Data excerpts:
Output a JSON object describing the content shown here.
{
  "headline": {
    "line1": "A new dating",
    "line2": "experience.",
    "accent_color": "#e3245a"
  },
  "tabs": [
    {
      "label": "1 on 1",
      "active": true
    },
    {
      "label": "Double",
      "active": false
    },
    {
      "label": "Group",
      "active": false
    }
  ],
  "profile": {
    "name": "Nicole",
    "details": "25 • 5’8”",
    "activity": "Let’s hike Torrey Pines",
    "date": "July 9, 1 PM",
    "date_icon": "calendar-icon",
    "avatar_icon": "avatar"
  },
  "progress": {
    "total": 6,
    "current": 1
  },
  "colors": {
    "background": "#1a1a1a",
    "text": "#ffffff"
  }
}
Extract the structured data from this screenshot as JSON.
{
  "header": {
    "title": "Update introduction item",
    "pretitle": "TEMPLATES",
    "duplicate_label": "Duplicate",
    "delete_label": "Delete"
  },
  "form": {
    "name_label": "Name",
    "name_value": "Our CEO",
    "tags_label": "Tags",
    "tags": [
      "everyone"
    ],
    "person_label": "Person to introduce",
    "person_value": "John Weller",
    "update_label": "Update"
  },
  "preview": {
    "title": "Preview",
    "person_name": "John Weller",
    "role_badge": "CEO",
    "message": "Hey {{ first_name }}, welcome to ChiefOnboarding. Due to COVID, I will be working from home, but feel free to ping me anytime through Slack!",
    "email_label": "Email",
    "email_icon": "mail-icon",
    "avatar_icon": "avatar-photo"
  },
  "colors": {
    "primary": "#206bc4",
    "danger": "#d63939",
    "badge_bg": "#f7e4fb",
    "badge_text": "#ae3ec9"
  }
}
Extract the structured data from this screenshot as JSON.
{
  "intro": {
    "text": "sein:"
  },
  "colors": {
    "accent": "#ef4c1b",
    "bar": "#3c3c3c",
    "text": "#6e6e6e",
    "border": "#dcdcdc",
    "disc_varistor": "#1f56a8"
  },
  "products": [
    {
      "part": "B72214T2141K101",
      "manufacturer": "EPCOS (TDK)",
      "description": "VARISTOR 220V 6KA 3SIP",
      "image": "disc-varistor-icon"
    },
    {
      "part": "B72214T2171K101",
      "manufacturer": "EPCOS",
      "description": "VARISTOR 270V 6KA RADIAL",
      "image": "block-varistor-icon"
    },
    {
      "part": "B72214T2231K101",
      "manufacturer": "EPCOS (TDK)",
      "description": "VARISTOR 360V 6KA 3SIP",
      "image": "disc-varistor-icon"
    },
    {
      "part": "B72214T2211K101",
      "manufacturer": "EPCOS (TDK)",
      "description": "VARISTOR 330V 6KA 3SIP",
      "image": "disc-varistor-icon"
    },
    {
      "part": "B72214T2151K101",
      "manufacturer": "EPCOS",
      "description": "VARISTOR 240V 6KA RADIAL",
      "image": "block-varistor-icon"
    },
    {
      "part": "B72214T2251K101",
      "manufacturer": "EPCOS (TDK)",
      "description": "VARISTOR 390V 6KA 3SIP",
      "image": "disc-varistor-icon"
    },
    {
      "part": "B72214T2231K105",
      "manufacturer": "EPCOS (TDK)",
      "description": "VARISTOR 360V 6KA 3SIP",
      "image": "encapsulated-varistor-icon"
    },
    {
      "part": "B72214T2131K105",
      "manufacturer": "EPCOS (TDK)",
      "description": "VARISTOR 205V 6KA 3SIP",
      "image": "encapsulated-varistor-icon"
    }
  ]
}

(DIRECTIONS): Copy every line above that includes the string "Weller".

(REPLY TO THE TASK):
    "person_value": "John Weller",
    "person_name": "John Weller",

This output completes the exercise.